** Set exercise **
Transcribe the data in full and exactly, omitting any pictures.

** Data extract **

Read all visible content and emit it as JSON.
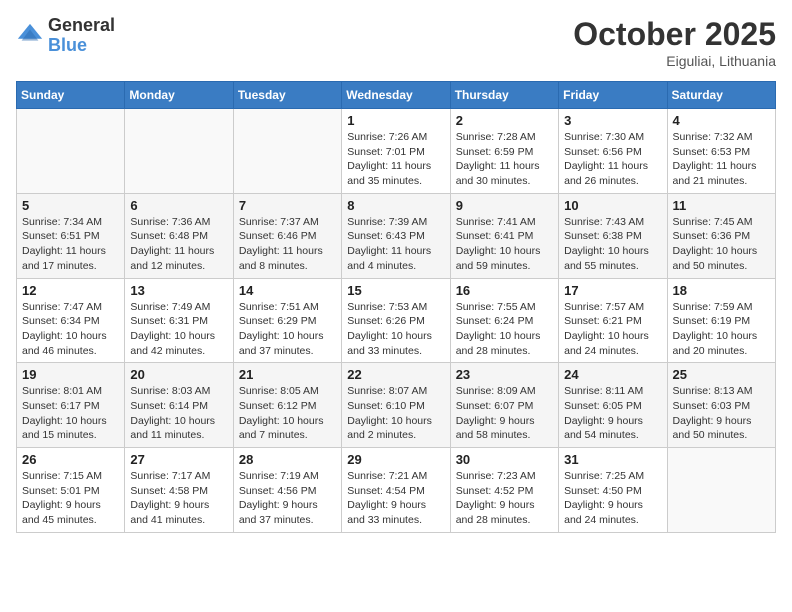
{
  "logo": {
    "general": "General",
    "blue": "Blue"
  },
  "title": "October 2025",
  "location": "Eiguliai, Lithuania",
  "days_header": [
    "Sunday",
    "Monday",
    "Tuesday",
    "Wednesday",
    "Thursday",
    "Friday",
    "Saturday"
  ],
  "weeks": [
    [
      {
        "day": "",
        "info": ""
      },
      {
        "day": "",
        "info": ""
      },
      {
        "day": "",
        "info": ""
      },
      {
        "day": "1",
        "info": "Sunrise: 7:26 AM\nSunset: 7:01 PM\nDaylight: 11 hours\nand 35 minutes."
      },
      {
        "day": "2",
        "info": "Sunrise: 7:28 AM\nSunset: 6:59 PM\nDaylight: 11 hours\nand 30 minutes."
      },
      {
        "day": "3",
        "info": "Sunrise: 7:30 AM\nSunset: 6:56 PM\nDaylight: 11 hours\nand 26 minutes."
      },
      {
        "day": "4",
        "info": "Sunrise: 7:32 AM\nSunset: 6:53 PM\nDaylight: 11 hours\nand 21 minutes."
      }
    ],
    [
      {
        "day": "5",
        "info": "Sunrise: 7:34 AM\nSunset: 6:51 PM\nDaylight: 11 hours\nand 17 minutes."
      },
      {
        "day": "6",
        "info": "Sunrise: 7:36 AM\nSunset: 6:48 PM\nDaylight: 11 hours\nand 12 minutes."
      },
      {
        "day": "7",
        "info": "Sunrise: 7:37 AM\nSunset: 6:46 PM\nDaylight: 11 hours\nand 8 minutes."
      },
      {
        "day": "8",
        "info": "Sunrise: 7:39 AM\nSunset: 6:43 PM\nDaylight: 11 hours\nand 4 minutes."
      },
      {
        "day": "9",
        "info": "Sunrise: 7:41 AM\nSunset: 6:41 PM\nDaylight: 10 hours\nand 59 minutes."
      },
      {
        "day": "10",
        "info": "Sunrise: 7:43 AM\nSunset: 6:38 PM\nDaylight: 10 hours\nand 55 minutes."
      },
      {
        "day": "11",
        "info": "Sunrise: 7:45 AM\nSunset: 6:36 PM\nDaylight: 10 hours\nand 50 minutes."
      }
    ],
    [
      {
        "day": "12",
        "info": "Sunrise: 7:47 AM\nSunset: 6:34 PM\nDaylight: 10 hours\nand 46 minutes."
      },
      {
        "day": "13",
        "info": "Sunrise: 7:49 AM\nSunset: 6:31 PM\nDaylight: 10 hours\nand 42 minutes."
      },
      {
        "day": "14",
        "info": "Sunrise: 7:51 AM\nSunset: 6:29 PM\nDaylight: 10 hours\nand 37 minutes."
      },
      {
        "day": "15",
        "info": "Sunrise: 7:53 AM\nSunset: 6:26 PM\nDaylight: 10 hours\nand 33 minutes."
      },
      {
        "day": "16",
        "info": "Sunrise: 7:55 AM\nSunset: 6:24 PM\nDaylight: 10 hours\nand 28 minutes."
      },
      {
        "day": "17",
        "info": "Sunrise: 7:57 AM\nSunset: 6:21 PM\nDaylight: 10 hours\nand 24 minutes."
      },
      {
        "day": "18",
        "info": "Sunrise: 7:59 AM\nSunset: 6:19 PM\nDaylight: 10 hours\nand 20 minutes."
      }
    ],
    [
      {
        "day": "19",
        "info": "Sunrise: 8:01 AM\nSunset: 6:17 PM\nDaylight: 10 hours\nand 15 minutes."
      },
      {
        "day": "20",
        "info": "Sunrise: 8:03 AM\nSunset: 6:14 PM\nDaylight: 10 hours\nand 11 minutes."
      },
      {
        "day": "21",
        "info": "Sunrise: 8:05 AM\nSunset: 6:12 PM\nDaylight: 10 hours\nand 7 minutes."
      },
      {
        "day": "22",
        "info": "Sunrise: 8:07 AM\nSunset: 6:10 PM\nDaylight: 10 hours\nand 2 minutes."
      },
      {
        "day": "23",
        "info": "Sunrise: 8:09 AM\nSunset: 6:07 PM\nDaylight: 9 hours\nand 58 minutes."
      },
      {
        "day": "24",
        "info": "Sunrise: 8:11 AM\nSunset: 6:05 PM\nDaylight: 9 hours\nand 54 minutes."
      },
      {
        "day": "25",
        "info": "Sunrise: 8:13 AM\nSunset: 6:03 PM\nDaylight: 9 hours\nand 50 minutes."
      }
    ],
    [
      {
        "day": "26",
        "info": "Sunrise: 7:15 AM\nSunset: 5:01 PM\nDaylight: 9 hours\nand 45 minutes."
      },
      {
        "day": "27",
        "info": "Sunrise: 7:17 AM\nSunset: 4:58 PM\nDaylight: 9 hours\nand 41 minutes."
      },
      {
        "day": "28",
        "info": "Sunrise: 7:19 AM\nSunset: 4:56 PM\nDaylight: 9 hours\nand 37 minutes."
      },
      {
        "day": "29",
        "info": "Sunrise: 7:21 AM\nSunset: 4:54 PM\nDaylight: 9 hours\nand 33 minutes."
      },
      {
        "day": "30",
        "info": "Sunrise: 7:23 AM\nSunset: 4:52 PM\nDaylight: 9 hours\nand 28 minutes."
      },
      {
        "day": "31",
        "info": "Sunrise: 7:25 AM\nSunset: 4:50 PM\nDaylight: 9 hours\nand 24 minutes."
      },
      {
        "day": "",
        "info": ""
      }
    ]
  ]
}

** Answer to the task **
Read all visible content and emit it as JSON.
{
  "logo": {
    "general": "General",
    "blue": "Blue"
  },
  "title": "October 2025",
  "location": "Eiguliai, Lithuania",
  "days_header": [
    "Sunday",
    "Monday",
    "Tuesday",
    "Wednesday",
    "Thursday",
    "Friday",
    "Saturday"
  ],
  "weeks": [
    [
      {
        "day": "",
        "info": ""
      },
      {
        "day": "",
        "info": ""
      },
      {
        "day": "",
        "info": ""
      },
      {
        "day": "1",
        "info": "Sunrise: 7:26 AM\nSunset: 7:01 PM\nDaylight: 11 hours\nand 35 minutes."
      },
      {
        "day": "2",
        "info": "Sunrise: 7:28 AM\nSunset: 6:59 PM\nDaylight: 11 hours\nand 30 minutes."
      },
      {
        "day": "3",
        "info": "Sunrise: 7:30 AM\nSunset: 6:56 PM\nDaylight: 11 hours\nand 26 minutes."
      },
      {
        "day": "4",
        "info": "Sunrise: 7:32 AM\nSunset: 6:53 PM\nDaylight: 11 hours\nand 21 minutes."
      }
    ],
    [
      {
        "day": "5",
        "info": "Sunrise: 7:34 AM\nSunset: 6:51 PM\nDaylight: 11 hours\nand 17 minutes."
      },
      {
        "day": "6",
        "info": "Sunrise: 7:36 AM\nSunset: 6:48 PM\nDaylight: 11 hours\nand 12 minutes."
      },
      {
        "day": "7",
        "info": "Sunrise: 7:37 AM\nSunset: 6:46 PM\nDaylight: 11 hours\nand 8 minutes."
      },
      {
        "day": "8",
        "info": "Sunrise: 7:39 AM\nSunset: 6:43 PM\nDaylight: 11 hours\nand 4 minutes."
      },
      {
        "day": "9",
        "info": "Sunrise: 7:41 AM\nSunset: 6:41 PM\nDaylight: 10 hours\nand 59 minutes."
      },
      {
        "day": "10",
        "info": "Sunrise: 7:43 AM\nSunset: 6:38 PM\nDaylight: 10 hours\nand 55 minutes."
      },
      {
        "day": "11",
        "info": "Sunrise: 7:45 AM\nSunset: 6:36 PM\nDaylight: 10 hours\nand 50 minutes."
      }
    ],
    [
      {
        "day": "12",
        "info": "Sunrise: 7:47 AM\nSunset: 6:34 PM\nDaylight: 10 hours\nand 46 minutes."
      },
      {
        "day": "13",
        "info": "Sunrise: 7:49 AM\nSunset: 6:31 PM\nDaylight: 10 hours\nand 42 minutes."
      },
      {
        "day": "14",
        "info": "Sunrise: 7:51 AM\nSunset: 6:29 PM\nDaylight: 10 hours\nand 37 minutes."
      },
      {
        "day": "15",
        "info": "Sunrise: 7:53 AM\nSunset: 6:26 PM\nDaylight: 10 hours\nand 33 minutes."
      },
      {
        "day": "16",
        "info": "Sunrise: 7:55 AM\nSunset: 6:24 PM\nDaylight: 10 hours\nand 28 minutes."
      },
      {
        "day": "17",
        "info": "Sunrise: 7:57 AM\nSunset: 6:21 PM\nDaylight: 10 hours\nand 24 minutes."
      },
      {
        "day": "18",
        "info": "Sunrise: 7:59 AM\nSunset: 6:19 PM\nDaylight: 10 hours\nand 20 minutes."
      }
    ],
    [
      {
        "day": "19",
        "info": "Sunrise: 8:01 AM\nSunset: 6:17 PM\nDaylight: 10 hours\nand 15 minutes."
      },
      {
        "day": "20",
        "info": "Sunrise: 8:03 AM\nSunset: 6:14 PM\nDaylight: 10 hours\nand 11 minutes."
      },
      {
        "day": "21",
        "info": "Sunrise: 8:05 AM\nSunset: 6:12 PM\nDaylight: 10 hours\nand 7 minutes."
      },
      {
        "day": "22",
        "info": "Sunrise: 8:07 AM\nSunset: 6:10 PM\nDaylight: 10 hours\nand 2 minutes."
      },
      {
        "day": "23",
        "info": "Sunrise: 8:09 AM\nSunset: 6:07 PM\nDaylight: 9 hours\nand 58 minutes."
      },
      {
        "day": "24",
        "info": "Sunrise: 8:11 AM\nSunset: 6:05 PM\nDaylight: 9 hours\nand 54 minutes."
      },
      {
        "day": "25",
        "info": "Sunrise: 8:13 AM\nSunset: 6:03 PM\nDaylight: 9 hours\nand 50 minutes."
      }
    ],
    [
      {
        "day": "26",
        "info": "Sunrise: 7:15 AM\nSunset: 5:01 PM\nDaylight: 9 hours\nand 45 minutes."
      },
      {
        "day": "27",
        "info": "Sunrise: 7:17 AM\nSunset: 4:58 PM\nDaylight: 9 hours\nand 41 minutes."
      },
      {
        "day": "28",
        "info": "Sunrise: 7:19 AM\nSunset: 4:56 PM\nDaylight: 9 hours\nand 37 minutes."
      },
      {
        "day": "29",
        "info": "Sunrise: 7:21 AM\nSunset: 4:54 PM\nDaylight: 9 hours\nand 33 minutes."
      },
      {
        "day": "30",
        "info": "Sunrise: 7:23 AM\nSunset: 4:52 PM\nDaylight: 9 hours\nand 28 minutes."
      },
      {
        "day": "31",
        "info": "Sunrise: 7:25 AM\nSunset: 4:50 PM\nDaylight: 9 hours\nand 24 minutes."
      },
      {
        "day": "",
        "info": ""
      }
    ]
  ]
}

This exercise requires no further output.